(EXERCISE)
Reproduce the following rows character for character, beginning at the line that contains "lat-tick-label: 24 0' [32,742,60,757]" and stopping after the line that contains "lon-tick-label: -82 0' [101,815,133,830]".

(RECORDS SHOWN)
•••

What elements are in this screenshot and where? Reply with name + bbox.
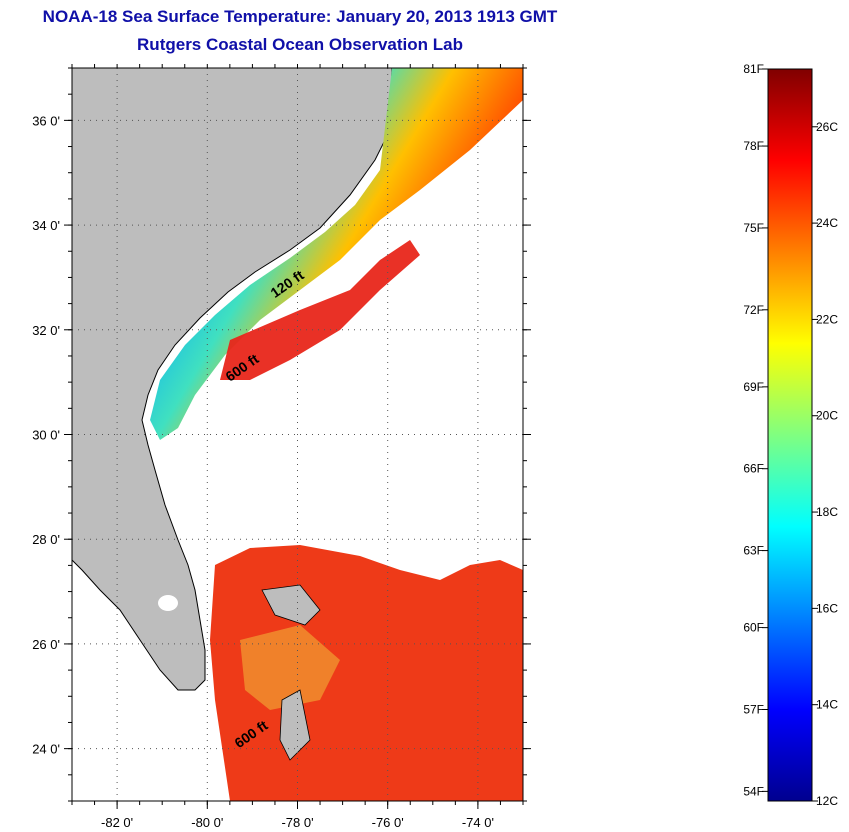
lat-tick-label: 24 0' [32,742,60,757]
colorbar-f-label: 81F [743,62,764,76]
colorbar-f-label: 63F [743,544,764,558]
colorbar-f-label: 66F [743,462,764,476]
colorbar-c-label: 16C [816,601,838,615]
bahamas-land [261,584,321,761]
colorbar-c-label: 14C [816,698,838,712]
map-title: NOAA-18 Sea Surface Temperature: January… [42,7,558,26]
colorbar-c-label: 18C [816,505,838,519]
lat-tick-label: 30 0' [32,428,60,443]
colorbar-c-label: 24C [816,216,838,230]
lake-okeechobee [158,595,178,611]
colorbar-f-label: 60F [743,621,764,635]
lat-tick-label: 26 0' [32,637,60,652]
lat-tick-label: 34 0' [32,218,60,233]
grid-lines [72,68,523,801]
lon-tick-label: -80 0' [191,815,223,830]
lat-tick-label: 36 0' [32,113,60,128]
colorbar-c-label: 20C [816,409,838,423]
sst-orange-zone [240,625,340,710]
colorbar-f-label: 54F [743,784,764,798]
lat-tick-label: 28 0' [32,532,60,547]
sst-coastal-band [150,68,523,440]
colorbar-f-label: 57F [743,703,764,717]
colorbar-c-label: 26C [816,120,838,134]
colorbar-f-label: 78F [743,139,764,153]
sst-warm-patch-north [220,240,420,380]
colorbar-c-label: 12C [816,794,838,808]
lat-tick-label: 32 0' [32,323,60,338]
colorbar-c-label: 22C [816,312,838,326]
axis-ticks: -82 0' -80 0' -78 0' -76 0' -74 0' 36 0' 34 0'… [32,64,531,830]
colorbar-labels: 81F 78F 75F 72F 69F 66F 63F 60F 57F 54F 26C 24C 22C 2… [743,62,838,808]
colorbar-f-label: 69F [743,380,764,394]
colorbar-f-label: 75F [743,221,764,235]
lon-tick-label: -76 0' [372,815,404,830]
lon-tick-label: -82 0' [101,815,133,830]
colorbar-f-label: 72F [743,303,764,317]
colorbar [767,68,813,802]
lon-tick-label: -78 0' [281,815,313,830]
lon-tick-label: -74 0' [462,815,494,830]
map-subtitle: Rutgers Coastal Ocean Observation Lab [137,35,463,54]
land-mass [72,68,393,691]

•••

(PROBLEM SOLUTION)
lat-tick-label: 24 0' [32,742,60,757]
colorbar-f-label: 81F [743,62,764,76]
colorbar-f-label: 63F [743,544,764,558]
colorbar-f-label: 66F [743,462,764,476]
colorbar-c-label: 16C [816,601,838,615]
bahamas-land [261,584,321,761]
colorbar-c-label: 14C [816,698,838,712]
map-title: NOAA-18 Sea Surface Temperature: January… [42,7,558,26]
colorbar-c-label: 18C [816,505,838,519]
lat-tick-label: 30 0' [32,428,60,443]
colorbar-c-label: 24C [816,216,838,230]
lake-okeechobee [158,595,178,611]
colorbar-f-label: 60F [743,621,764,635]
lat-tick-label: 26 0' [32,637,60,652]
lat-tick-label: 34 0' [32,218,60,233]
grid-lines [72,68,523,801]
lon-tick-label: -80 0' [191,815,223,830]
lat-tick-label: 36 0' [32,113,60,128]
colorbar-c-label: 20C [816,409,838,423]
sst-orange-zone [240,625,340,710]
colorbar-f-label: 54F [743,784,764,798]
lat-tick-label: 28 0' [32,532,60,547]
sst-coastal-band [150,68,523,440]
colorbar-f-label: 57F [743,703,764,717]
colorbar-c-label: 26C [816,120,838,134]
colorbar-f-label: 78F [743,139,764,153]
sst-warm-patch-north [220,240,420,380]
colorbar-c-label: 12C [816,794,838,808]
lat-tick-label: 32 0' [32,323,60,338]
colorbar-c-label: 22C [816,312,838,326]
axis-ticks: -82 0' -80 0' -78 0' -76 0' -74 0' 36 0' 34 0'… [32,64,531,830]
colorbar-labels: 81F 78F 75F 72F 69F 66F 63F 60F 57F 54F 26C 24C 22C 2… [743,62,838,808]
colorbar-f-label: 69F [743,380,764,394]
colorbar-f-label: 75F [743,221,764,235]
lon-tick-label: -76 0' [372,815,404,830]
lon-tick-label: -82 0' [101,815,133,830]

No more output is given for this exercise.